***** Record excerpts *****
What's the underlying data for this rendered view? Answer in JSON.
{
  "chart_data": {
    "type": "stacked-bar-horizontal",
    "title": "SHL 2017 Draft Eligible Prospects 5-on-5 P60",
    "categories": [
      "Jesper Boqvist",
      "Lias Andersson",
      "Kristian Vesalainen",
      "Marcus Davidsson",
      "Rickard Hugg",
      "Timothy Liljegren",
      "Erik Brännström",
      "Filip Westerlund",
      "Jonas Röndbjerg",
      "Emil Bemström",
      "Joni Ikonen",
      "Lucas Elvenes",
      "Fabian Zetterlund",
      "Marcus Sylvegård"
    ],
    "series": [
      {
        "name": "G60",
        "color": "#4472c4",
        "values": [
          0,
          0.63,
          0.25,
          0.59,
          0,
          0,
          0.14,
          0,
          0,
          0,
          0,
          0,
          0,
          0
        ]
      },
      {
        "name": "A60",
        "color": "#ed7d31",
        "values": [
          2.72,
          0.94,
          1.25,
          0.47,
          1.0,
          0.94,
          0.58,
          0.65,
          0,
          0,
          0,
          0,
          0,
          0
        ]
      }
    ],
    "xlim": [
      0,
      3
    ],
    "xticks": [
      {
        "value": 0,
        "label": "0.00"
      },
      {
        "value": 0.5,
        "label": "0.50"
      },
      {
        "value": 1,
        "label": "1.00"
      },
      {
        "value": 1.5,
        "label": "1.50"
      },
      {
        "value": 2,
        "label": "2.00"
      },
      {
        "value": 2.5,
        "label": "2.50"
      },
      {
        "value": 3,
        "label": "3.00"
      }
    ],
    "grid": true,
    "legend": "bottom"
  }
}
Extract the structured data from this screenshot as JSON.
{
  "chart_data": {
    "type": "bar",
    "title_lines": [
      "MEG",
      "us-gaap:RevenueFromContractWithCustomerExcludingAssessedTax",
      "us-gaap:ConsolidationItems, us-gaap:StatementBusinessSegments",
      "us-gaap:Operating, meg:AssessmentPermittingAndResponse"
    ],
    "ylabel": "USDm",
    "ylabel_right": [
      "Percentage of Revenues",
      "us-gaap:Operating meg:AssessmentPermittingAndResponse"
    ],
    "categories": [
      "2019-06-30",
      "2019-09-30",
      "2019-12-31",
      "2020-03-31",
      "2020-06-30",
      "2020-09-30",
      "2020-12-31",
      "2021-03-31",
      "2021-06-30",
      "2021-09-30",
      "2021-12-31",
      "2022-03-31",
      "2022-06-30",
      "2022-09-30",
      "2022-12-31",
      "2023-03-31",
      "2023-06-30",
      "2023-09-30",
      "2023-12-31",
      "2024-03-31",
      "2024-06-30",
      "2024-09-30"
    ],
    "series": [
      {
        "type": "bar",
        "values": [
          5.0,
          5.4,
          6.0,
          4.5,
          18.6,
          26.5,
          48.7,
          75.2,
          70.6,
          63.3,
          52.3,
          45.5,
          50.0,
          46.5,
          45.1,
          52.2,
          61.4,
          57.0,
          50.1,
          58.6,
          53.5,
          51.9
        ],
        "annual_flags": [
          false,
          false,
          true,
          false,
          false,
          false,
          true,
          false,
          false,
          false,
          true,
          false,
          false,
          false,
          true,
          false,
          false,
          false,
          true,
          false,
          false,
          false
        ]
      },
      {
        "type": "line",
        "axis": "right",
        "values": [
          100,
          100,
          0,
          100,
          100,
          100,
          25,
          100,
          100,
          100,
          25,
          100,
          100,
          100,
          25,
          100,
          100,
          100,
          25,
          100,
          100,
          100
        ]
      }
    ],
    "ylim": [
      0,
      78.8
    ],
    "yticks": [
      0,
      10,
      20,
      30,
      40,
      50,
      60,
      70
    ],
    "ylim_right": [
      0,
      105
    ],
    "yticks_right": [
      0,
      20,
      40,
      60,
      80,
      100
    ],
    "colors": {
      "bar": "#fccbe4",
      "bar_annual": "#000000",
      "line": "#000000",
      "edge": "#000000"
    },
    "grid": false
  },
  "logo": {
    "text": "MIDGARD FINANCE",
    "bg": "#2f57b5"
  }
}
*****
**What to do:**
Quote each line of the listing above exactly.

**Solution to the problem:**
What's the underlying data for this rendered view? Answer in JSON.
{
  "chart_data": {
    "type": "stacked-bar-horizontal",
    "title": "SHL 2017 Draft Eligible Prospects 5-on-5 P60",
    "categories": [
      "Jesper Boqvist",
      "Lias Andersson",
      "Kristian Vesalainen",
      "Marcus Davidsson",
      "Rickard Hugg",
      "Timothy Liljegren",
      "Erik Brännström",
      "Filip Westerlund",
      "Jonas Röndbjerg",
      "Emil Bemström",
      "Joni Ikonen",
      "Lucas Elvenes",
      "Fabian Zetterlund",
      "Marcus Sylvegård"
    ],
    "series": [
      {
        "name": "G60",
        "color": "#4472c4",
        "values": [
          0,
          0.63,
          0.25,
          0.59,
          0,
          0,
          0.14,
          0,
          0,
          0,
          0,
          0,
          0,
          0
        ]
      },
      {
        "name": "A60",
        "color": "#ed7d31",
        "values": [
          2.72,
          0.94,
          1.25,
          0.47,
          1.0,
          0.94,
          0.58,
          0.65,
          0,
          0,
          0,
          0,
          0,
          0
        ]
      }
    ],
    "xlim": [
      0,
      3
    ],
    "xticks": [
      {
        "value": 0,
        "label": "0.00"
      },
      {
        "value": 0.5,
        "label": "0.50"
      },
      {
        "value": 1,
        "label": "1.00"
      },
      {
        "value": 1.5,
        "label": "1.50"
      },
      {
        "value": 2,
        "label": "2.00"
      },
      {
        "value": 2.5,
        "label": "2.50"
      },
      {
        "value": 3,
        "label": "3.00"
      }
    ],
    "grid": true,
    "legend": "bottom"
  }
}
Extract the structured data from this screenshot as JSON.
{
  "chart_data": {
    "type": "bar",
    "title_lines": [
      "MEG",
      "us-gaap:RevenueFromContractWithCustomerExcludingAssessedTax",
      "us-gaap:ConsolidationItems, us-gaap:StatementBusinessSegments",
      "us-gaap:Operating, meg:AssessmentPermittingAndResponse"
    ],
    "ylabel": "USDm",
    "ylabel_right": [
      "Percentage of Revenues",
      "us-gaap:Operating meg:AssessmentPermittingAndResponse"
    ],
    "categories": [
      "2019-06-30",
      "2019-09-30",
      "2019-12-31",
      "2020-03-31",
      "2020-06-30",
      "2020-09-30",
      "2020-12-31",
      "2021-03-31",
      "2021-06-30",
      "2021-09-30",
      "2021-12-31",
      "2022-03-31",
      "2022-06-30",
      "2022-09-30",
      "2022-12-31",
      "2023-03-31",
      "2023-06-30",
      "2023-09-30",
      "2023-12-31",
      "2024-03-31",
      "2024-06-30",
      "2024-09-30"
    ],
    "series": [
      {
        "type": "bar",
        "values": [
          5.0,
          5.4,
          6.0,
          4.5,
          18.6,
          26.5,
          48.7,
          75.2,
          70.6,
          63.3,
          52.3,
          45.5,
          50.0,
          46.5,
          45.1,
          52.2,
          61.4,
          57.0,
          50.1,
          58.6,
          53.5,
          51.9
        ],
        "annual_flags": [
          false,
          false,
          true,
          false,
          false,
          false,
          true,
          false,
          false,
          false,
          true,
          false,
          false,
          false,
          true,
          false,
          false,
          false,
          true,
          false,
          false,
          false
        ]
      },
      {
        "type": "line",
        "axis": "right",
        "values": [
          100,
          100,
          0,
          100,
          100,
          100,
          25,
          100,
          100,
          100,
          25,
          100,
          100,
          100,
          25,
          100,
          100,
          100,
          25,
          100,
          100,
          100
        ]
      }
    ],
    "ylim": [
      0,
      78.8
    ],
    "yticks": [
      0,
      10,
      20,
      30,
      40,
      50,
      60,
      70
    ],
    "ylim_right": [
      0,
      105
    ],
    "yticks_right": [
      0,
      20,
      40,
      60,
      80,
      100
    ],
    "colors": {
      "bar": "#fccbe4",
      "bar_annual": "#000000",
      "line": "#000000",
      "edge": "#000000"
    },
    "grid": false
  },
  "logo": {
    "text": "MIDGARD FINANCE",
    "bg": "#2f57b5"
  }
}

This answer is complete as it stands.